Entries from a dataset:
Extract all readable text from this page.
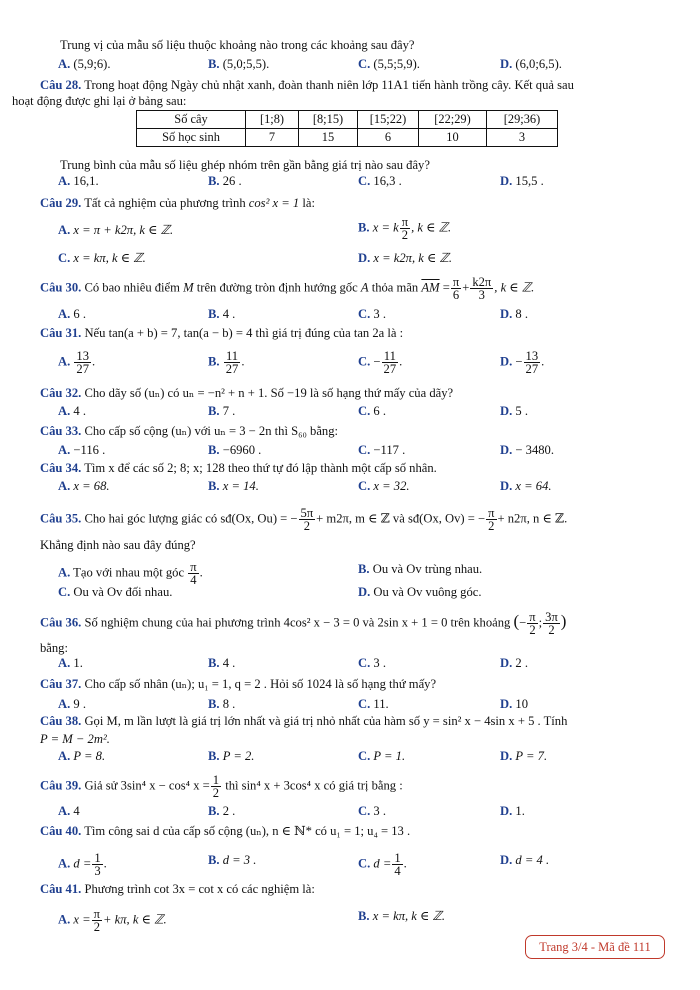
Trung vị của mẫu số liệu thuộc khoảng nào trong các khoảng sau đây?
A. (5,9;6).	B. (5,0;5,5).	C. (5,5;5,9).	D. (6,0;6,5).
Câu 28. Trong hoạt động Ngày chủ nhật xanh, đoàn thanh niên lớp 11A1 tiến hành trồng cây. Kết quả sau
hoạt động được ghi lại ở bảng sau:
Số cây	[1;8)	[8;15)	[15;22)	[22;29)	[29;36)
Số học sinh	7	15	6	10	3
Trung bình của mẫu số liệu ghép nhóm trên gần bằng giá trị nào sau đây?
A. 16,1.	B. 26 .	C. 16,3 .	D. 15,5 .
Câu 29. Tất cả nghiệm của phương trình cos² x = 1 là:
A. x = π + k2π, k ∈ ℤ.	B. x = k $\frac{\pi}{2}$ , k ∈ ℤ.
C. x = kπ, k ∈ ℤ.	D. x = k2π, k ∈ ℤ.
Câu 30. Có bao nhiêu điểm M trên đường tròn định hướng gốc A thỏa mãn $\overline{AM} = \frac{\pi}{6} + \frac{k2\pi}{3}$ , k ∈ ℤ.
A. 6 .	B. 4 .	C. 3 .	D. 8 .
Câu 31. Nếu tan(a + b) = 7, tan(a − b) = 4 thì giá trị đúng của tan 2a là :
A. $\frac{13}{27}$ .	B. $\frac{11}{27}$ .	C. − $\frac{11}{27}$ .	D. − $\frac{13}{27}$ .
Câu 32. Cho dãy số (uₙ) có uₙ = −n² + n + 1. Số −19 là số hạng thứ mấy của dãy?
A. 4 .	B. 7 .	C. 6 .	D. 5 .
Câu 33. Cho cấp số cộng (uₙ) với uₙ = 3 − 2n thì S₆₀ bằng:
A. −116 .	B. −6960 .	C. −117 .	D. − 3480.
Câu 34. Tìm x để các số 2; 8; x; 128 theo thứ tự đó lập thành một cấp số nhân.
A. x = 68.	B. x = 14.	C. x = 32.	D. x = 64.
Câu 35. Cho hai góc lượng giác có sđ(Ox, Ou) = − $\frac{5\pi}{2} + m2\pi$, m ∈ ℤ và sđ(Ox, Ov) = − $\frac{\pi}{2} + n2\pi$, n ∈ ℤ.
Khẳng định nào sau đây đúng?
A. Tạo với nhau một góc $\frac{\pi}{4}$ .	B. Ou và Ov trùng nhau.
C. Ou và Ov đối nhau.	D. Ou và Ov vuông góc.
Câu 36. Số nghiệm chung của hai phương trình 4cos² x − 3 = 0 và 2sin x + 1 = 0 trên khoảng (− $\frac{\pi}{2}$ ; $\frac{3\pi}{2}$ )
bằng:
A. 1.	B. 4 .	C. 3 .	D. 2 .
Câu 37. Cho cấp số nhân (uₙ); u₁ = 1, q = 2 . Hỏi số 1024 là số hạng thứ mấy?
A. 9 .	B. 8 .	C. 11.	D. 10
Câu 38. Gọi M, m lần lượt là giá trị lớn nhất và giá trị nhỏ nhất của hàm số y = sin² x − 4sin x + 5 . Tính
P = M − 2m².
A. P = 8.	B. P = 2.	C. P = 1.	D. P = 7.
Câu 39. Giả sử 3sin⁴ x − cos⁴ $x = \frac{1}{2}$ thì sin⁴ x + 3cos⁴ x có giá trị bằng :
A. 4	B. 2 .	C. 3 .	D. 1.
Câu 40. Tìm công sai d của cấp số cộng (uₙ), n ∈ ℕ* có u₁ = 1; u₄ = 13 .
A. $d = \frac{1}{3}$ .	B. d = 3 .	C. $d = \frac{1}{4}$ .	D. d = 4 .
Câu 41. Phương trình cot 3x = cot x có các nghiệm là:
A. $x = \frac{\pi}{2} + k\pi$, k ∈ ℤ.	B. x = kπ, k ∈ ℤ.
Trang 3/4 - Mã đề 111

**SHORT TASK**
In the lines above, locate the string "liệu". Copy every line where it occurs.

**RESPONSE TO THE TASK**
Trung vị của mẫu số liệu thuộc khoảng nào trong các khoảng sau đây?
Trung bình của mẫu số liệu ghép nhóm trên gần bằng giá trị nào sau đây?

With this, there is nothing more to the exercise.